## START Entries

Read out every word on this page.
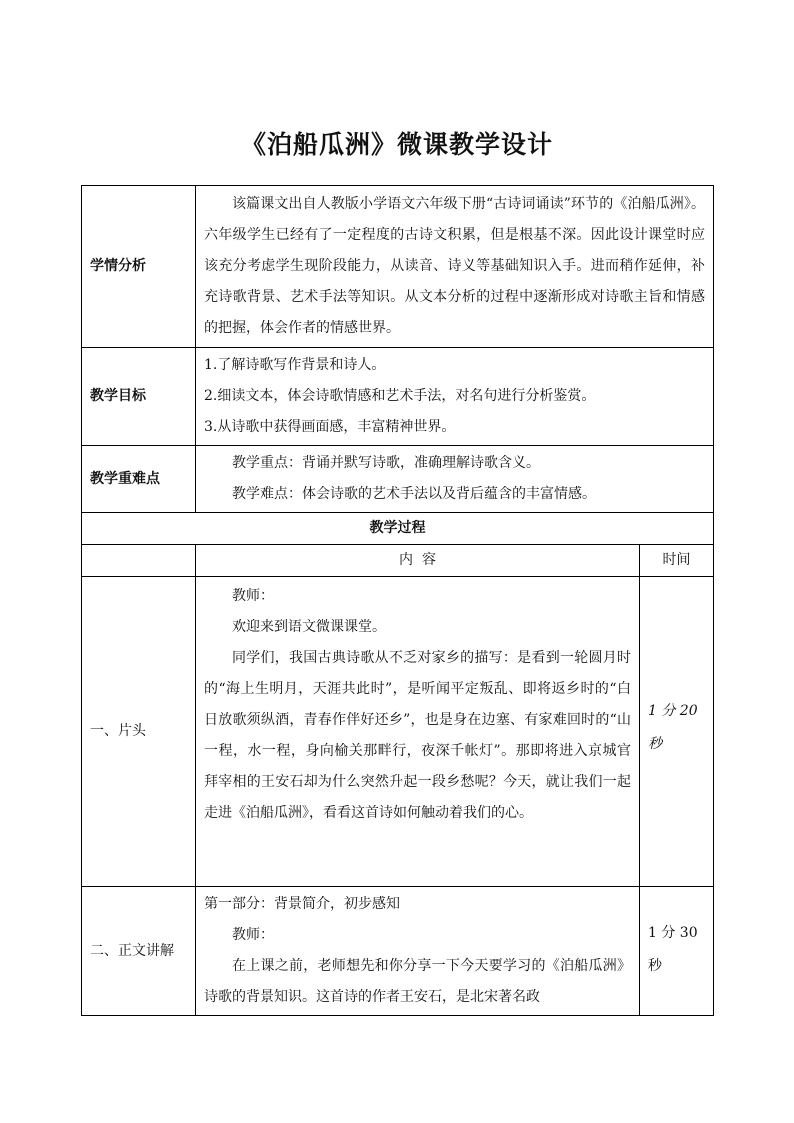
《泊船瓜洲》微课教学设计
学情分析	该篇课文出自人教版小学语文六年级下册“古诗词诵读”环节的《泊船瓜洲》。六年级学生已经有了一定程度的古诗文积累，但是根基不深。因此设计课堂时应该充分考虑学生现阶段能力，从读音、诗义等基础知识入手。进而稍作延伸，补充诗歌背景、艺术手法等知识。从文本分析的过程中逐渐形成对诗歌主旨和情感的把握，体会作者的情感世界。	

教学目标	1.了解诗歌写作背景和诗人。

2.细读文本，体会诗歌情感和艺术手法，对名句进行分析鉴赏。

3.从诗歌中获得画面感，丰富精神世界。	

教学重难点	教学重点：背诵并默写诗歌，准确理解诗歌含义。

教学难点：体会诗歌的艺术手法以及背后蕴含的丰富情感。	

教学过程		
	内  容	时间
一、片头	教师：

欢迎来到语文微课课堂。

同学们，我国古典诗歌从不乏对家乡的描写：是看到一轮圆月时的“海上生明月，天涯共此时”，是听闻平定叛乱、即将返乡时的“白日放歌须纵酒，青春作伴好还乡”，也是身在边塞、有家难回时的“山一程，水一程，身向榆关那畔行，夜深千帐灯”。那即将进入京城官拜宰相的王安石却为什么突然升起一段乡愁呢？今天，就让我们一起走进《泊船瓜洲》，看看这首诗如何触动着我们的心。	1 分 20 秒
二、正文讲解	第一部分：背景简介，初步感知

教师：

在上课之前，老师想先和你分享一下今天要学习的《泊船瓜洲》诗歌的背景知识。这首诗的作者王安石，是北宋著名政	1 分 30 秒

## END Entries

▶ [Task statement]:
Give only the number of lines in the entries that contain "泊船瓜洲".

▶ [Exercise output]:
4